> EXERCISE AIM: From the line that contains "What data was" down to the last line of the data below, restate every line word for word, skipping any images.

> THE RECORDS:
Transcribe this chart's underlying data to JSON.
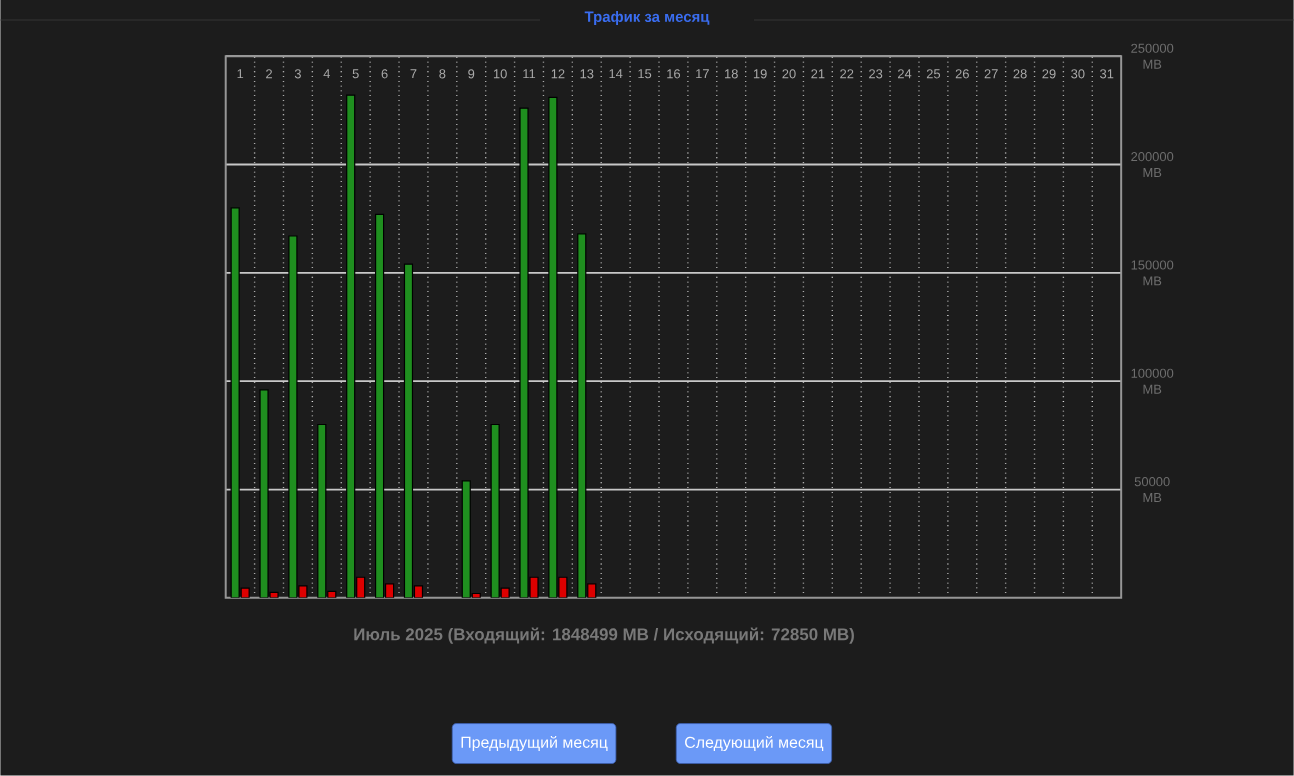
{
  "chart_data": {
    "type": "bar",
    "title": "Трафик за месяц",
    "categories": [
      "1",
      "2",
      "3",
      "4",
      "5",
      "6",
      "7",
      "8",
      "9",
      "10",
      "11",
      "12",
      "13",
      "14",
      "15",
      "16",
      "17",
      "18",
      "19",
      "20",
      "21",
      "22",
      "23",
      "24",
      "25",
      "26",
      "27",
      "28",
      "29",
      "30",
      "31"
    ],
    "series": [
      {
        "color": "#1f8f1f",
        "values": [
          180000,
          96000,
          167000,
          80000,
          232000,
          177000,
          154000,
          null,
          54000,
          80000,
          226000,
          231000,
          168000,
          null,
          null,
          null,
          null,
          null,
          null,
          null,
          null,
          null,
          null,
          null,
          null,
          null,
          null,
          null,
          null,
          null,
          null
        ]
      },
      {
        "color": "#dd0000",
        "values": [
          4500,
          2500,
          5500,
          3000,
          9500,
          6500,
          5500,
          null,
          2000,
          4500,
          9500,
          9500,
          6500,
          null,
          null,
          null,
          null,
          null,
          null,
          null,
          null,
          null,
          null,
          null,
          null,
          null,
          null,
          null,
          null,
          null,
          null
        ]
      }
    ],
    "ylim": [
      0,
      250000
    ],
    "yticks": [
      {
        "value": 50000,
        "label": "50000 MB"
      },
      {
        "value": 100000,
        "label": "100000 MB"
      },
      {
        "value": 150000,
        "label": "150000 MB"
      },
      {
        "value": 200000,
        "label": "200000 MB"
      },
      {
        "value": 250000,
        "label": "250000 MB"
      }
    ],
    "grid": true,
    "annotations": [
      "Июль 2025 (Входящий: 1848499 MB / Исходящий: 72850 MB)",
      "Предыдущий месяц",
      "Следующий месяц"
    ]
  }
}
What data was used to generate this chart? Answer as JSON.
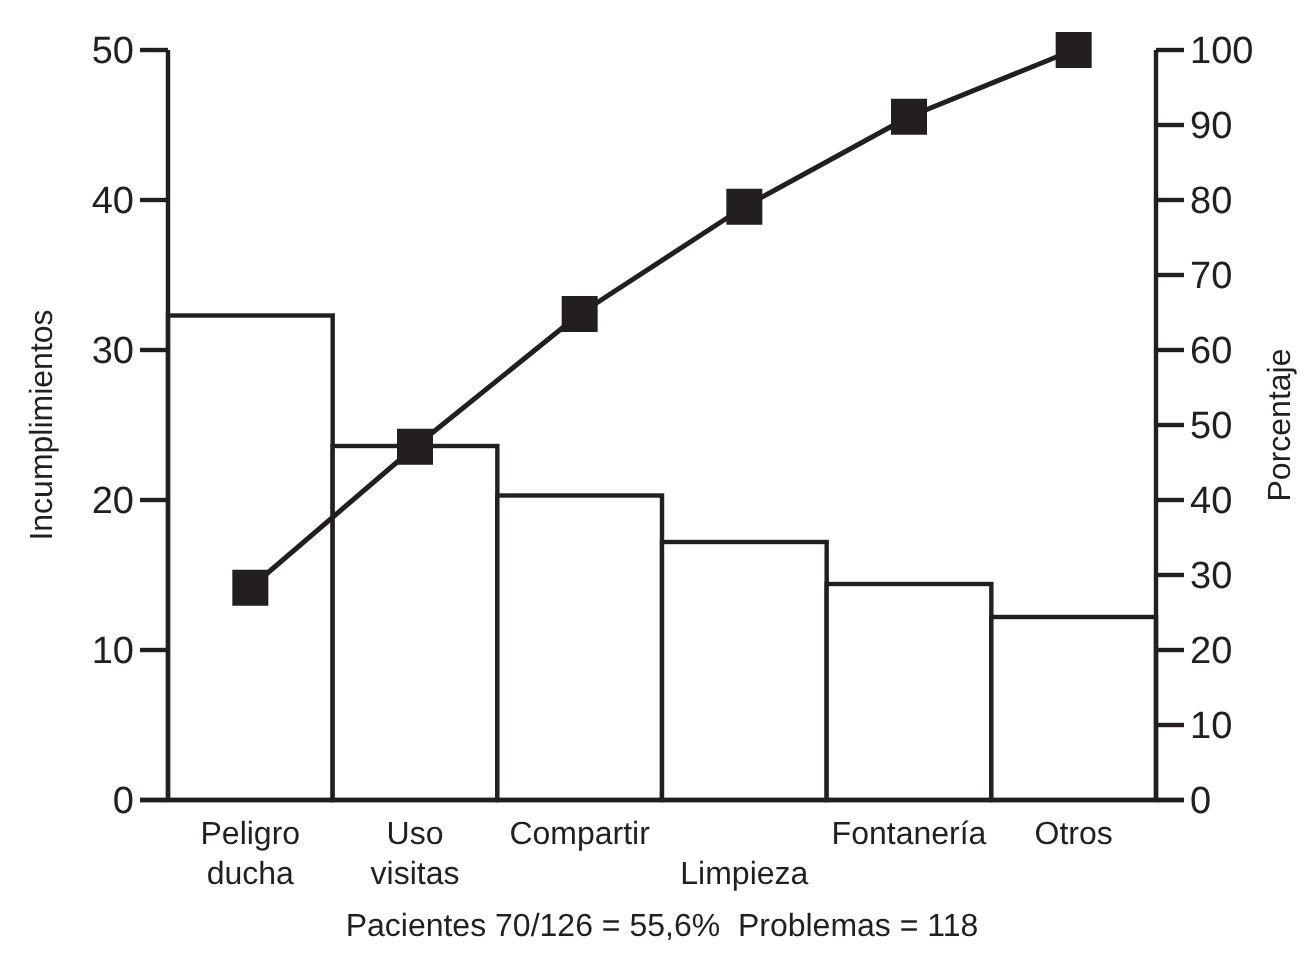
{
  "chart_data": {
    "type": "bar",
    "categories": [
      "Peligro ducha",
      "Uso visitas",
      "Compartir",
      "Limpieza",
      "Fontanería",
      "Otros"
    ],
    "series": [
      {
        "color": "#ffffff",
        "values": [
          32.3,
          23.6,
          20.3,
          17.2,
          14.4,
          12.2
        ]
      },
      {
        "type": "line",
        "axis": "y2",
        "color": "#231f20",
        "marker": "square",
        "line_style": "solid",
        "values": [
          28.3,
          47.1,
          64.8,
          79.1,
          91.1,
          100
        ]
      }
    ],
    "ylabel": "Incumplimientos",
    "y2label": "Porcentaje",
    "ylim": [
      0,
      50
    ],
    "yticks": [
      0,
      10,
      20,
      30,
      40,
      50
    ],
    "y2lim": [
      0,
      100
    ],
    "y2ticks": [
      0,
      10,
      20,
      30,
      40,
      50,
      60,
      70,
      80,
      90,
      100
    ],
    "annotations": [
      "Pacientes 70/126 = 55,6%  Problemas = 118"
    ],
    "grid": false
  }
}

> REPLY:
What data was used to generate this chart? Answer as JSON.
{
  "chart_data": {
    "type": "bar",
    "categories": [
      "Peligro ducha",
      "Uso visitas",
      "Compartir",
      "Limpieza",
      "Fontanería",
      "Otros"
    ],
    "series": [
      {
        "color": "#ffffff",
        "values": [
          32.3,
          23.6,
          20.3,
          17.2,
          14.4,
          12.2
        ]
      },
      {
        "type": "line",
        "axis": "y2",
        "color": "#231f20",
        "marker": "square",
        "line_style": "solid",
        "values": [
          28.3,
          47.1,
          64.8,
          79.1,
          91.1,
          100
        ]
      }
    ],
    "ylabel": "Incumplimientos",
    "y2label": "Porcentaje",
    "ylim": [
      0,
      50
    ],
    "yticks": [
      0,
      10,
      20,
      30,
      40,
      50
    ],
    "y2lim": [
      0,
      100
    ],
    "y2ticks": [
      0,
      10,
      20,
      30,
      40,
      50,
      60,
      70,
      80,
      90,
      100
    ],
    "annotations": [
      "Pacientes 70/126 = 55,6%  Problemas = 118"
    ],
    "grid": false
  }
}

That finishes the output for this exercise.